● **TASK**
Echo every one of the figure coordinate records below, word for word and with nothing changed.

(Collected data)
####################

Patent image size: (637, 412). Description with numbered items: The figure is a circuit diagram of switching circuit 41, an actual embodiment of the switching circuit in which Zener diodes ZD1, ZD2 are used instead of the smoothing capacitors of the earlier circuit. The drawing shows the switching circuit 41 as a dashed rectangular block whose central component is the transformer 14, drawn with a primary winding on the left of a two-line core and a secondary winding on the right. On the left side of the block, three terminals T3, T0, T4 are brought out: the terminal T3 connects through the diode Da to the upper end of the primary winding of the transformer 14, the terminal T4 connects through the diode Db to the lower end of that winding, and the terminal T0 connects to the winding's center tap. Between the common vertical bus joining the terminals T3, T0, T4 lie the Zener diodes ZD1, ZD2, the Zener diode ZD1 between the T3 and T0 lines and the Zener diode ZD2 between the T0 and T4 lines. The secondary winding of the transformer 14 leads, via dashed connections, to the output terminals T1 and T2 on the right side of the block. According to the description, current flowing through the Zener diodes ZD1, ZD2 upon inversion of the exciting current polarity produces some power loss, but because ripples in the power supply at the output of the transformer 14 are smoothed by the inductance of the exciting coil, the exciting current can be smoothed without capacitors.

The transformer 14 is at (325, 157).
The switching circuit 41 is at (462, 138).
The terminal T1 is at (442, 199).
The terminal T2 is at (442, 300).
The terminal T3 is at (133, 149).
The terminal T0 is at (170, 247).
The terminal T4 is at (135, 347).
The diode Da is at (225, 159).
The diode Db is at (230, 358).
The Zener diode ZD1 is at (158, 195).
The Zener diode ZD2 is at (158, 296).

####################

● **SOLUTION TO THE PROBLEM**
Patent image size: (637, 412). Description with numbered items: The figure is a circuit diagram of switching circuit 41, an actual embodiment of the switching circuit in which Zener diodes ZD1, ZD2 are used instead of the smoothing capacitors of the earlier circuit. The drawing shows the switching circuit 41 as a dashed rectangular block whose central component is the transformer 14, drawn with a primary winding on the left of a two-line core and a secondary winding on the right. On the left side of the block, three terminals T3, T0, T4 are brought out: the terminal T3 connects through the diode Da to the upper end of the primary winding of the transformer 14, the terminal T4 connects through the diode Db to the lower end of that winding, and the terminal T0 connects to the winding's center tap. Between the common vertical bus joining the terminals T3, T0, T4 lie the Zener diodes ZD1, ZD2, the Zener diode ZD1 between the T3 and T0 lines and the Zener diode ZD2 between the T0 and T4 lines. The secondary winding of the transformer 14 leads, via dashed connections, to the output terminals T1 and T2 on the right side of the block. According to the description, current flowing through the Zener diodes ZD1, ZD2 upon inversion of the exciting current polarity produces some power loss, but because ripples in the power supply at the output of the transformer 14 are smoothed by the inductance of the exciting coil, the exciting current can be smoothed without capacitors.

The transformer 14 is at (325, 157).
The switching circuit 41 is at (462, 138).
The terminal T1 is at (442, 199).
The terminal T2 is at (442, 300).
The terminal T3 is at (133, 149).
The terminal T0 is at (170, 247).
The terminal T4 is at (135, 347).
The diode Da is at (225, 159).
The diode Db is at (230, 358).
The Zener diode ZD1 is at (158, 195).
The Zener diode ZD2 is at (158, 296).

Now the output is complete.